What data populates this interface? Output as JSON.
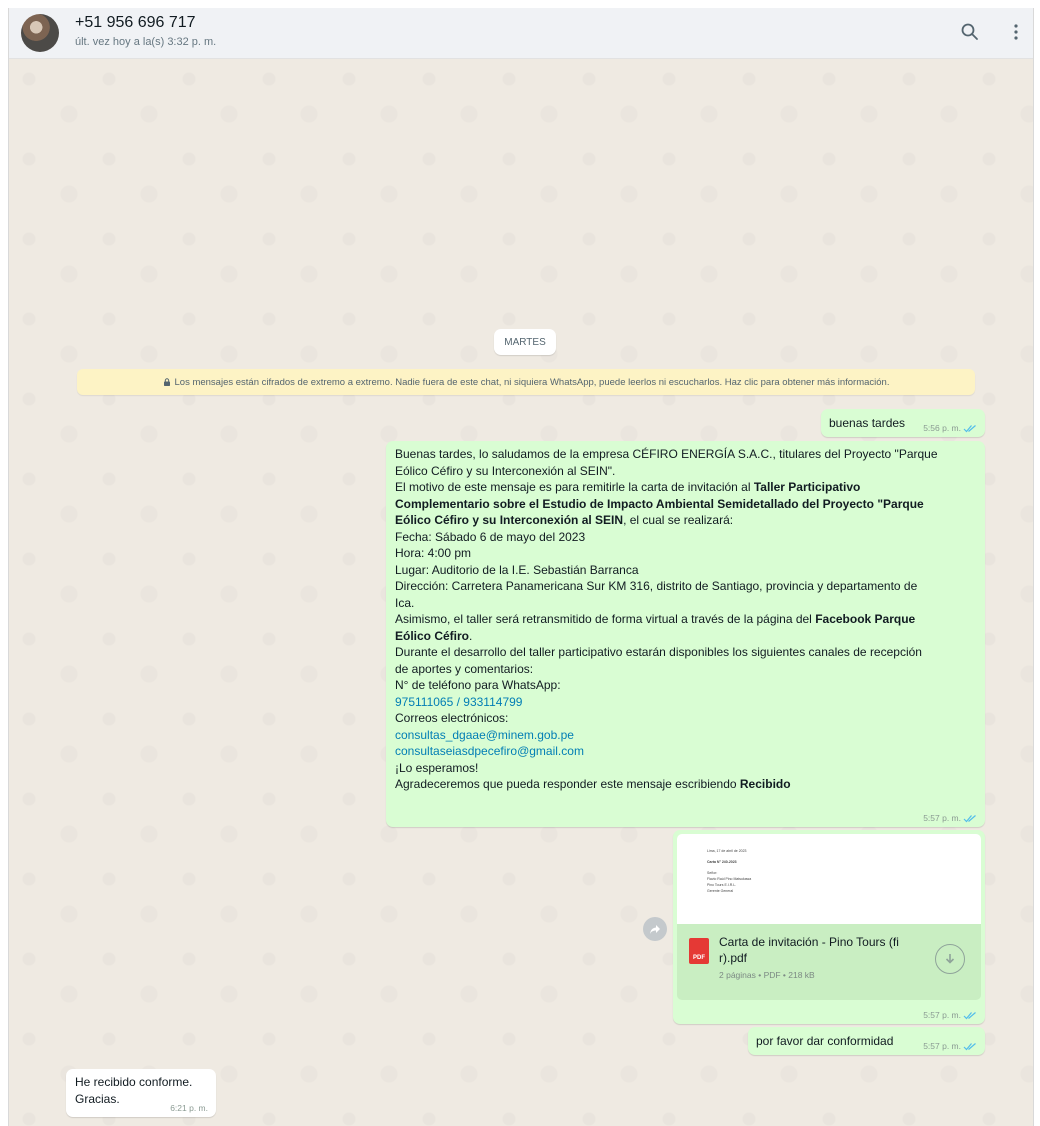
{
  "header": {
    "contact_name": "+51 956 696 717",
    "status": "últ. vez hoy a la(s) 3:32 p. m.",
    "search_icon": "search-icon",
    "menu_icon": "more-vertical-icon"
  },
  "chat": {
    "day_label": "MARTES",
    "encryption_notice": "Los mensajes están cifrados de extremo a extremo. Nadie fuera de este chat, ni siquiera WhatsApp, puede leerlos ni escucharlos. Haz clic para obtener más información.",
    "messages": [
      {
        "text": "buenas tardes",
        "time": "5:56 p. m."
      },
      {
        "lines": [
          "Buenas tardes, lo saludamos de la empresa CÉFIRO ENERGÍA S.A.C., titulares del Proyecto \"Parque",
          "Eólico Céfiro y su Interconexión al SEIN\".",
          "El motivo de este mensaje es para remitirle la carta de invitación al ",
          "Taller Participativo",
          "Complementario sobre el Estudio de Impacto Ambiental Semidetallado del Proyecto \"Parque",
          "Eólico Céfiro y su Interconexión al SEIN",
          ", el cual se realizará:",
          "Fecha: Sábado 6 de mayo del 2023",
          "Hora: 4:00 pm",
          "Lugar:  Auditorio de la I.E. Sebastián Barranca",
          "Dirección: Carretera Panamericana Sur KM 316, distrito de Santiago, provincia y departamento de",
          "Ica.",
          "Asimismo, el taller será retransmitido de forma virtual a través de la página del ",
          "Facebook Parque",
          "Eólico Céfiro",
          ".",
          "Durante el desarrollo del taller participativo estarán disponibles los siguientes canales de recepción",
          "de aportes y comentarios:",
          "N° de teléfono para WhatsApp:",
          "975111065 / 933114799",
          "Correos electrónicos:",
          "consultas_dgaae@minem.gob.pe",
          "consultaseiasdpecefiro@gmail.com",
          "¡Lo esperamos!",
          "Agradeceremos que pueda responder este mensaje escribiendo ",
          "Recibido"
        ],
        "time": "5:57 p. m."
      },
      {
        "document": {
          "name": "Carta de invitación - Pino Tours (fi r).pdf",
          "info": "2 páginas • PDF • 218 kB",
          "icon_label": "PDF",
          "preview_lines": [
            "Lima, 17 de abril de 2023",
            "Carta N° 240-2023",
            "Señor:",
            "Flavio Raúl Pino Matsukawa",
            "Pino Tours E.I.R.L.",
            "Gerente General"
          ]
        },
        "time": "5:57 p. m."
      },
      {
        "text": "por favor dar conformidad",
        "time": "5:57 p. m."
      },
      {
        "lines": [
          "He recibido conforme.",
          "Gracias."
        ],
        "time": "6:21 p. m."
      }
    ]
  },
  "colors": {
    "outgoing_bubble": "#d9fdd3",
    "incoming_bubble": "#ffffff",
    "read_ticks": "#53bdeb",
    "link": "#027eb5",
    "notice_bg": "#fdf3c5"
  }
}
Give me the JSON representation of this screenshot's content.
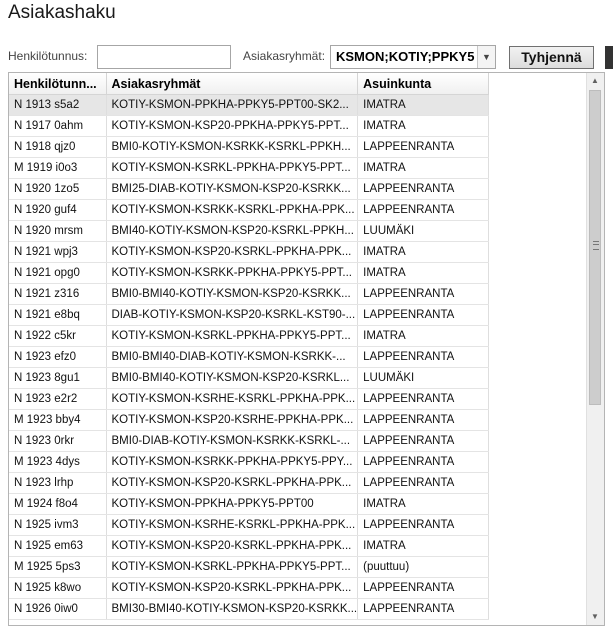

※ ※ ※

*EXERCISE*
Gather all lines where the word "invitación" appears.

*WORKED SOLUTION*
          "El motivo de este mensaje es para remitirle la carta de invitación al ",
          "name": "Carta de invitación - Pino Tours (fi r).pdf",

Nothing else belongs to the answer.